──────── Given records ────────

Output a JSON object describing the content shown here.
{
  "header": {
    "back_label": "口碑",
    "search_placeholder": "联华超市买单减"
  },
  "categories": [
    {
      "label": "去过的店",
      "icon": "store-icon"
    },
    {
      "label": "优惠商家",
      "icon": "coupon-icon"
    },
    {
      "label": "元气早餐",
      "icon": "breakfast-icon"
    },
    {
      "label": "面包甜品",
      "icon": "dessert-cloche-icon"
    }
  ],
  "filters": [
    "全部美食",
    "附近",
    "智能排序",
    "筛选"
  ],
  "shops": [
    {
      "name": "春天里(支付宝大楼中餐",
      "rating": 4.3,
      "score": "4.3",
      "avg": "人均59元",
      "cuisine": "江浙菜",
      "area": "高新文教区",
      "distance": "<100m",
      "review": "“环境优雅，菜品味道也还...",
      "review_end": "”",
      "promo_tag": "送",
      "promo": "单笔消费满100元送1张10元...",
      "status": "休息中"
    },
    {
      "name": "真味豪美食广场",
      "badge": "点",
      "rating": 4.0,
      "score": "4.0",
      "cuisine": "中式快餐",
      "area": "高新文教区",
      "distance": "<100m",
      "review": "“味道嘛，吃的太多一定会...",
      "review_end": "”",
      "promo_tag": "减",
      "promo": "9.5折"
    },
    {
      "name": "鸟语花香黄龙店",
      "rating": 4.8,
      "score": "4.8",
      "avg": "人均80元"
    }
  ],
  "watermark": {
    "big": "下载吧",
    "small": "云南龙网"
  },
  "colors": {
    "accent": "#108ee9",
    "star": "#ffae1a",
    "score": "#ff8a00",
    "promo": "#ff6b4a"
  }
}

────────

To be done = Repeat the material word for word, in full.

Output below =
Output a JSON object describing the content shown here.
{
  "header": {
    "back_label": "口碑",
    "search_placeholder": "联华超市买单减"
  },
  "categories": [
    {
      "label": "去过的店",
      "icon": "store-icon"
    },
    {
      "label": "优惠商家",
      "icon": "coupon-icon"
    },
    {
      "label": "元气早餐",
      "icon": "breakfast-icon"
    },
    {
      "label": "面包甜品",
      "icon": "dessert-cloche-icon"
    }
  ],
  "filters": [
    "全部美食",
    "附近",
    "智能排序",
    "筛选"
  ],
  "shops": [
    {
      "name": "春天里(支付宝大楼中餐",
      "rating": 4.3,
      "score": "4.3",
      "avg": "人均59元",
      "cuisine": "江浙菜",
      "area": "高新文教区",
      "distance": "<100m",
      "review": "“环境优雅，菜品味道也还...",
      "review_end": "”",
      "promo_tag": "送",
      "promo": "单笔消费满100元送1张10元...",
      "status": "休息中"
    },
    {
      "name": "真味豪美食广场",
      "badge": "点",
      "rating": 4.0,
      "score": "4.0",
      "cuisine": "中式快餐",
      "area": "高新文教区",
      "distance": "<100m",
      "review": "“味道嘛，吃的太多一定会...",
      "review_end": "”",
      "promo_tag": "减",
      "promo": "9.5折"
    },
    {
      "name": "鸟语花香黄龙店",
      "rating": 4.8,
      "score": "4.8",
      "avg": "人均80元"
    }
  ],
  "watermark": {
    "big": "下载吧",
    "small": "云南龙网"
  },
  "colors": {
    "accent": "#108ee9",
    "star": "#ffae1a",
    "score": "#ff8a00",
    "promo": "#ff6b4a"
  }
}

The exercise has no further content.